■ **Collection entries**
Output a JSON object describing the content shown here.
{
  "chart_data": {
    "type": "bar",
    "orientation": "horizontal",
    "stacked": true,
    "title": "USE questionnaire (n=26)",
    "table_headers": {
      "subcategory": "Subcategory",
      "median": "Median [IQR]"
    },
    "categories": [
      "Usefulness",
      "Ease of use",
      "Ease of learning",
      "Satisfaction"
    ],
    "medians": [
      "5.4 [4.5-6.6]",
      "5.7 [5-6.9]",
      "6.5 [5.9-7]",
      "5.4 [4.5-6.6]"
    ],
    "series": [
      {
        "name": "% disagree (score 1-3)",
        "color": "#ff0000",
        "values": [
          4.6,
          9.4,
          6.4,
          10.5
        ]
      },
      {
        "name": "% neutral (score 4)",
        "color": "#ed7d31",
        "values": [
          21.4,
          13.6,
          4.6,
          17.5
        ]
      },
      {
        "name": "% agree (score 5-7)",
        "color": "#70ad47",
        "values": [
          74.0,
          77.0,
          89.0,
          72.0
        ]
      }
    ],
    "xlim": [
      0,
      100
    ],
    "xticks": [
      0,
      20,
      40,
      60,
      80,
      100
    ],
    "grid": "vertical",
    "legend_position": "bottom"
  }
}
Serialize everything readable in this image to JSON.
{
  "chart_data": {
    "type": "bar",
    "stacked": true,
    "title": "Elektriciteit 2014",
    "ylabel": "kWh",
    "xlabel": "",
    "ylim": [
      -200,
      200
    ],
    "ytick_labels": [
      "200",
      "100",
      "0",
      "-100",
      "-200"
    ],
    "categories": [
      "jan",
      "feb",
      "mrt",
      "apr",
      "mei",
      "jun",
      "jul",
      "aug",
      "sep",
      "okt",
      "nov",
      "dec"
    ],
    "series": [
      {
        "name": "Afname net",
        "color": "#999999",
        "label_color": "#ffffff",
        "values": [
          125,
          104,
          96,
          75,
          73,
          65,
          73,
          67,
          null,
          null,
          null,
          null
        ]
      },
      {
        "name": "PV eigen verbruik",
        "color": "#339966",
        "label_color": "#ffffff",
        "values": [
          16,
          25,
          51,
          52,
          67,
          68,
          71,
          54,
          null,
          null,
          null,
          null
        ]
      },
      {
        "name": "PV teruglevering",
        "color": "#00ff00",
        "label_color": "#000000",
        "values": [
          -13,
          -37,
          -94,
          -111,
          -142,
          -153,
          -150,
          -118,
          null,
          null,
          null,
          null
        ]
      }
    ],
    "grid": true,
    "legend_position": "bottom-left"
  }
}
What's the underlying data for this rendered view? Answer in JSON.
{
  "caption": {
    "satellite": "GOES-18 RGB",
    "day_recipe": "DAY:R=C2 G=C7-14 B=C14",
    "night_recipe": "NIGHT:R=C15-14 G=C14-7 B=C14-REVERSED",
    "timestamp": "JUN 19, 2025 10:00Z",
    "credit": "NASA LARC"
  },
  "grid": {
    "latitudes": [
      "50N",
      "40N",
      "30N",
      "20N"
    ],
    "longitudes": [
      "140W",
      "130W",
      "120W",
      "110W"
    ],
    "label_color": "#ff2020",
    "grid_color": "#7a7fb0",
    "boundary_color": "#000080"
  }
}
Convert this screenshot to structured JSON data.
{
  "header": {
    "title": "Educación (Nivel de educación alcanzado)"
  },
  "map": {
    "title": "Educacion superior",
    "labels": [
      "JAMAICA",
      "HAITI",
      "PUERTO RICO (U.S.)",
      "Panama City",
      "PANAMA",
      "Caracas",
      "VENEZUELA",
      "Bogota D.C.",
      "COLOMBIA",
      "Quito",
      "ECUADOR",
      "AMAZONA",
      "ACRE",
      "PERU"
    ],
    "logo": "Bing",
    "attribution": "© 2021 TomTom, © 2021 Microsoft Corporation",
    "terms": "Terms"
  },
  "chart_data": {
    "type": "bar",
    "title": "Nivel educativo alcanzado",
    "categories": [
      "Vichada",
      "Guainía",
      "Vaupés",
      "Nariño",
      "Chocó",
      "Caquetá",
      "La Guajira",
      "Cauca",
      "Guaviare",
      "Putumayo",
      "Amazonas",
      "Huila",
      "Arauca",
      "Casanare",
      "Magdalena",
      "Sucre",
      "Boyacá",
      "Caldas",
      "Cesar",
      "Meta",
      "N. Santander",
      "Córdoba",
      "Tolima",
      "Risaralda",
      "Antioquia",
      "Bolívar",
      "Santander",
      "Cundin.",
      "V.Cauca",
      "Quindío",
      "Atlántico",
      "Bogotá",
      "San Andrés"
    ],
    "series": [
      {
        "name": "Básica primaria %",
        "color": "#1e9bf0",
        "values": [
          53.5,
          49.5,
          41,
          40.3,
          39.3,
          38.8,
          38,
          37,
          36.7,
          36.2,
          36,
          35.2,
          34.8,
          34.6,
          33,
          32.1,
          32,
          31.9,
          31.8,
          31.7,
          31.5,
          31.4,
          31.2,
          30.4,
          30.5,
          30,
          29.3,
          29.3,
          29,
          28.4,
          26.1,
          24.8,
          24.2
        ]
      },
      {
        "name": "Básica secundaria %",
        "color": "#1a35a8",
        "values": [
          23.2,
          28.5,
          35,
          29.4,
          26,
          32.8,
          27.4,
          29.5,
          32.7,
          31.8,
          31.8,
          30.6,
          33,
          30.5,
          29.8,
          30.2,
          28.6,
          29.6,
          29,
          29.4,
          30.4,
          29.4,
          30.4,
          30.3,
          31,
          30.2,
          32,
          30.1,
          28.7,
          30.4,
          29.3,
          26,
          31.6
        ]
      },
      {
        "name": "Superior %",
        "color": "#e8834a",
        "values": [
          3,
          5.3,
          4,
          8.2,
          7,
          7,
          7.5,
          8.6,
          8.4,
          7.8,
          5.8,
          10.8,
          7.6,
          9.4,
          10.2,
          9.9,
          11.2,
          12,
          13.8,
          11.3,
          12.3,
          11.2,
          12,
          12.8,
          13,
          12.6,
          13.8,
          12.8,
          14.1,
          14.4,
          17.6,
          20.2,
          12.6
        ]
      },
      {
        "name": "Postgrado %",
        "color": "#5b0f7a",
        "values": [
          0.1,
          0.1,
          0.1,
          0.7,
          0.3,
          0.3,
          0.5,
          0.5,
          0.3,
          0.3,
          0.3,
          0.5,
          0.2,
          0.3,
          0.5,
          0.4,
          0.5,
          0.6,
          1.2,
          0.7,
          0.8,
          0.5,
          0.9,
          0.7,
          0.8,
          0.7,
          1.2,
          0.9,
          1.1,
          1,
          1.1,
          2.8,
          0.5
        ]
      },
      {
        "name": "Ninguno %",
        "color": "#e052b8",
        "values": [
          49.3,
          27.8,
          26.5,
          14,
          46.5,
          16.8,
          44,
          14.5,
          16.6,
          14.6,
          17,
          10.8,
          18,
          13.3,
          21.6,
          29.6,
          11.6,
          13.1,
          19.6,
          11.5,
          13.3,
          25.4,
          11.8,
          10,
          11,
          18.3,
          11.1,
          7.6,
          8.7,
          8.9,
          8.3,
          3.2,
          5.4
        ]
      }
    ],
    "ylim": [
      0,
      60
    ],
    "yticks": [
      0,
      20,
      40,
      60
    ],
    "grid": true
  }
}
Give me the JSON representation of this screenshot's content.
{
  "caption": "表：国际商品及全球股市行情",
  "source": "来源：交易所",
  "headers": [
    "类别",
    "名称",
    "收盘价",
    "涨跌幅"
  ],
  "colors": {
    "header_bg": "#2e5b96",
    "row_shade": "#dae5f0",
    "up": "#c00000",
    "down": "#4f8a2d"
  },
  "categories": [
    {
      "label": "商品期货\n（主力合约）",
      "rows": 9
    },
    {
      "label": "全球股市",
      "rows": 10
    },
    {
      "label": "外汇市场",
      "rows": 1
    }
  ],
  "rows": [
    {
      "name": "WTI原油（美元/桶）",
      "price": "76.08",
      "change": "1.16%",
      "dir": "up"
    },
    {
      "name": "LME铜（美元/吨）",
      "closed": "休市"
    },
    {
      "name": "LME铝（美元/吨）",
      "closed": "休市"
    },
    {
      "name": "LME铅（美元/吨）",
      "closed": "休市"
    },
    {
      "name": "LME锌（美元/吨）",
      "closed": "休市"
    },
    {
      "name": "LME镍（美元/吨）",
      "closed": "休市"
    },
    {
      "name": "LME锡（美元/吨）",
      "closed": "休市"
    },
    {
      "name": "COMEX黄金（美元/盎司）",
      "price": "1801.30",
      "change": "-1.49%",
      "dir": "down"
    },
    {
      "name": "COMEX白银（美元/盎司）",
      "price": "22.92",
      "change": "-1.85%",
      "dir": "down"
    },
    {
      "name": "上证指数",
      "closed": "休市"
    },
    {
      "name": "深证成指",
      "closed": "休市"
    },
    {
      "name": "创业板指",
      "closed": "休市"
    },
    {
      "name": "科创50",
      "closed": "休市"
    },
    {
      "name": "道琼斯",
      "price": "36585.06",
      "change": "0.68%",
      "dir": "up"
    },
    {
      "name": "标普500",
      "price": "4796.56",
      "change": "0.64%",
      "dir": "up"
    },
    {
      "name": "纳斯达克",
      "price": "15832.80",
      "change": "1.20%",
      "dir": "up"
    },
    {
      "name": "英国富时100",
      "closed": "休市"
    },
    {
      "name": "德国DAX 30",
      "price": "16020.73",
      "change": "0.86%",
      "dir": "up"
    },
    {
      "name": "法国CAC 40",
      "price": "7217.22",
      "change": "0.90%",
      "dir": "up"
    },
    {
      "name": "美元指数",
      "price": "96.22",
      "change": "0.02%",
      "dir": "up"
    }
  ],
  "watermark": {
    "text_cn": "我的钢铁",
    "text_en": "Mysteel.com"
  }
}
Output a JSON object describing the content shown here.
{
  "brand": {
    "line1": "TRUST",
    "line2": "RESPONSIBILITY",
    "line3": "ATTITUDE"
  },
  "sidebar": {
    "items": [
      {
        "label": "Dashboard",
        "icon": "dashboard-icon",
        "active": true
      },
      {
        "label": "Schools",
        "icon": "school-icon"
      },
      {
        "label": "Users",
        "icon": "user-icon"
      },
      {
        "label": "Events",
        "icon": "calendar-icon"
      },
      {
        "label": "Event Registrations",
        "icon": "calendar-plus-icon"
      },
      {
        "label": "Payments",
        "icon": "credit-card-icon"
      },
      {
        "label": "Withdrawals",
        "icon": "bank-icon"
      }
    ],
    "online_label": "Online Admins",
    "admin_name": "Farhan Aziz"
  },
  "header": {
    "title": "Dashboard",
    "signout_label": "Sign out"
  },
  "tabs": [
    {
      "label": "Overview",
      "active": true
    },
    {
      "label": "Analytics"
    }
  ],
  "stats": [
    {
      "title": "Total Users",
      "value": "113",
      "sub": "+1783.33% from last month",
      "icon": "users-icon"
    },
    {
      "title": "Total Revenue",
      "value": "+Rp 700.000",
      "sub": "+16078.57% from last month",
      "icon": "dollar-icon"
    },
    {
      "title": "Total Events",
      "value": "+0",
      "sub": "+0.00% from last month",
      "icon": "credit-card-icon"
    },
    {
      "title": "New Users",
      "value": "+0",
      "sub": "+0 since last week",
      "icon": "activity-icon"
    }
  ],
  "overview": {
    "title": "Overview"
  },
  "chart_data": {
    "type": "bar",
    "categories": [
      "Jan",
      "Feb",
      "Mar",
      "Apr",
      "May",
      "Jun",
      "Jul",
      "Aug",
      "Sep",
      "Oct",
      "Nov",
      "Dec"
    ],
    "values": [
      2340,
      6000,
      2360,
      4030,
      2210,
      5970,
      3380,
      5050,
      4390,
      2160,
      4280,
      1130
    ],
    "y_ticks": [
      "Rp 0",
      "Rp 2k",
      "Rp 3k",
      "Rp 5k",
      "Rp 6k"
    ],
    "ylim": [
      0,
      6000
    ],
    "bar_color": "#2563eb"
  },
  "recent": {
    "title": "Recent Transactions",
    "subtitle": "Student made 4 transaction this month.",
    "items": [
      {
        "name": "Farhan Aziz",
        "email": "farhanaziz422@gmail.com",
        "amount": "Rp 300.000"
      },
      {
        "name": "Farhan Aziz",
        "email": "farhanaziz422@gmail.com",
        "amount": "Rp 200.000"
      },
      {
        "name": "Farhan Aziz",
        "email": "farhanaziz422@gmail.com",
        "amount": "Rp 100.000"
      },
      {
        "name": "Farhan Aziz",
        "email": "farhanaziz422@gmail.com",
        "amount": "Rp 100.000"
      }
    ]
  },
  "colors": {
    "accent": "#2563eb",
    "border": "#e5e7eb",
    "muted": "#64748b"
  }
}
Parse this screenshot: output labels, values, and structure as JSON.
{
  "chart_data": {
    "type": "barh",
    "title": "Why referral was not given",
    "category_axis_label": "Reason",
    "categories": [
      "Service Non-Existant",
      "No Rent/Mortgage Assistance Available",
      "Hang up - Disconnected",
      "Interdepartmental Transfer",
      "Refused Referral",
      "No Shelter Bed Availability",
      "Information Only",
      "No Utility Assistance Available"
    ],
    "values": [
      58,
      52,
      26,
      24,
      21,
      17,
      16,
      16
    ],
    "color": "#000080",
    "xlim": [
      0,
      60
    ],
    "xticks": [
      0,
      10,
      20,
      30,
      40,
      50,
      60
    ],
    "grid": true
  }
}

■ **Work instructions**
Look through the records above and report how many lines hold the word "alcanzado", giving only the number.

■ **Reply to the exercise**
2